-- Begin INFORMATION SHOWN --

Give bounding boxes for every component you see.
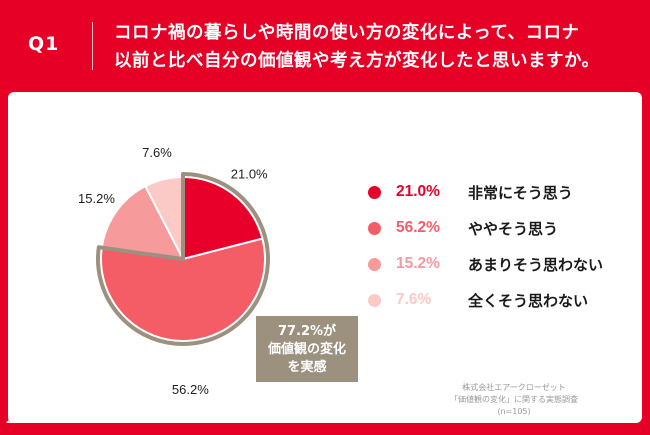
chart-panel: 21.0% 56.2% 15.2% 7.6% 77.2%が 価値観の変化 を実感 21… — [8, 92, 642, 423]
legend-value: 7.6% — [396, 291, 432, 308]
legend-value: 56.2% — [396, 219, 440, 236]
legend-marker — [368, 257, 381, 271]
legend-item: 56.2% ややそう思う — [368, 216, 638, 240]
question-line-2: 以前と比べ自分の価値観や考え方が変化したと思いますか。 — [114, 51, 600, 71]
question-number: Q1 — [28, 33, 60, 55]
legend-label: ややそう思う — [468, 219, 559, 238]
header-bar: Q1 コロナ禍の暮らしや時間の使い方の変化によって、コロナ 以前と比べ自分の価値… — [0, 0, 650, 92]
legend-marker — [368, 221, 381, 235]
callout-line-3: を実感 — [287, 359, 326, 375]
legend-label: 全くそう思わない — [468, 291, 589, 310]
callout-line-1: 77.2%が — [278, 323, 336, 339]
source-line-2: 「価値観の変化」に関する実態調査 — [450, 395, 578, 404]
source-line-1: 株式会社エアークローゼット — [462, 383, 566, 392]
pie-slice — [100, 237, 266, 342]
callout-line-2: 価値観の変化 — [267, 341, 346, 357]
pie-slice — [182, 175, 264, 261]
legend-marker — [368, 185, 381, 199]
callout-box: 77.2%が 価値観の変化 を実感 — [256, 316, 358, 382]
pie-chart: 21.0% 56.2% 15.2% 7.6% 77.2%が 価値観の変化 を実感 — [78, 145, 358, 397]
pie-slice — [100, 184, 185, 261]
legend-value: 21.0% — [396, 183, 440, 200]
question-line-1: コロナ禍の暮らしや時間の使い方の変化によって、コロナ — [114, 23, 580, 43]
header-divider — [92, 22, 93, 70]
slice-value-label: 21.0% — [231, 167, 268, 182]
logo-text: airCloset — [25, 410, 79, 425]
legend-label: あまりそう思わない — [468, 255, 604, 274]
hanger-icon — [6, 412, 22, 424]
slice-value-label: 7.6% — [142, 145, 172, 160]
legend-label: 非常にそう思う — [468, 183, 573, 202]
question-text: コロナ禍の暮らしや時間の使い方の変化によって、コロナ 以前と比べ自分の価値観や考… — [114, 19, 644, 75]
legend-item: 15.2% あまりそう思わない — [368, 252, 638, 276]
legend-marker — [368, 293, 381, 307]
slice-value-label: 56.2% — [172, 382, 209, 397]
legend-item: 7.6% 全くそう思わない — [368, 288, 638, 312]
slice-value-label: 15.2% — [78, 191, 115, 206]
legend-item: 21.0% 非常にそう思う — [368, 180, 638, 204]
source-note: 株式会社エアークローゼット 「価値観の変化」に関する実態調査 (n=105) — [404, 382, 624, 418]
legend-value: 15.2% — [396, 255, 440, 272]
brand-logo: airCloset — [6, 409, 78, 427]
highlight-outline — [96, 172, 270, 346]
source-line-3: (n=105) — [497, 407, 531, 416]
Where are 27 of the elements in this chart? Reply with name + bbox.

-- End INFORMATION SHOWN --

WORK TO COMPLETE => Rewrite all of the data above, swapping every "legend-marker" for "legend-swatch" and changing nothing else. Leave the pictures out.

ANSWER IN FULL =>
Give bounding boxes for every component you see.
chart-panel: 21.0% 56.2% 15.2% 7.6% 77.2%が 価値観の変化 を実感 21… — [8, 92, 642, 423]
legend-value: 7.6% — [396, 291, 432, 308]
legend-value: 56.2% — [396, 219, 440, 236]
legend-swatch — [368, 257, 381, 271]
legend-item: 56.2% ややそう思う — [368, 216, 638, 240]
question-line-2: 以前と比べ自分の価値観や考え方が変化したと思いますか。 — [114, 51, 600, 71]
question-number: Q1 — [28, 33, 60, 55]
legend-label: ややそう思う — [468, 219, 559, 238]
header-bar: Q1 コロナ禍の暮らしや時間の使い方の変化によって、コロナ 以前と比べ自分の価値… — [0, 0, 650, 92]
legend-swatch — [368, 221, 381, 235]
callout-line-3: を実感 — [287, 359, 326, 375]
legend-label: 全くそう思わない — [468, 291, 589, 310]
callout-line-1: 77.2%が — [278, 323, 336, 339]
source-line-2: 「価値観の変化」に関する実態調査 — [450, 395, 578, 404]
source-line-1: 株式会社エアークローゼット — [462, 383, 566, 392]
pie-slice — [100, 237, 266, 342]
callout-line-2: 価値観の変化 — [267, 341, 346, 357]
pie-slice — [182, 175, 264, 261]
legend-swatch — [368, 185, 381, 199]
callout-box: 77.2%が 価値観の変化 を実感 — [256, 316, 358, 382]
pie-chart: 21.0% 56.2% 15.2% 7.6% 77.2%が 価値観の変化 を実感 — [78, 145, 358, 397]
pie-slice — [100, 184, 185, 261]
legend-value: 21.0% — [396, 183, 440, 200]
question-line-1: コロナ禍の暮らしや時間の使い方の変化によって、コロナ — [114, 23, 580, 43]
header-divider — [92, 22, 93, 70]
slice-value-label: 21.0% — [231, 167, 268, 182]
logo-text: airCloset — [25, 410, 79, 425]
legend-label: あまりそう思わない — [468, 255, 604, 274]
hanger-icon — [6, 412, 22, 424]
slice-value-label: 7.6% — [142, 145, 172, 160]
legend-label: 非常にそう思う — [468, 183, 573, 202]
question-text: コロナ禍の暮らしや時間の使い方の変化によって、コロナ 以前と比べ自分の価値観や考… — [114, 19, 644, 75]
legend-item: 15.2% あまりそう思わない — [368, 252, 638, 276]
legend-swatch — [368, 293, 381, 307]
slice-value-label: 56.2% — [172, 382, 209, 397]
legend-item: 7.6% 全くそう思わない — [368, 288, 638, 312]
slice-value-label: 15.2% — [78, 191, 115, 206]
legend-item: 21.0% 非常にそう思う — [368, 180, 638, 204]
source-note: 株式会社エアークローゼット 「価値観の変化」に関する実態調査 (n=105) — [404, 382, 624, 418]
legend-value: 15.2% — [396, 255, 440, 272]
brand-logo: airCloset — [6, 409, 78, 427]
highlight-outline — [96, 172, 270, 346]
source-line-3: (n=105) — [497, 407, 531, 416]
Where are 27 of the elements in this chart? Reply with name + bbox.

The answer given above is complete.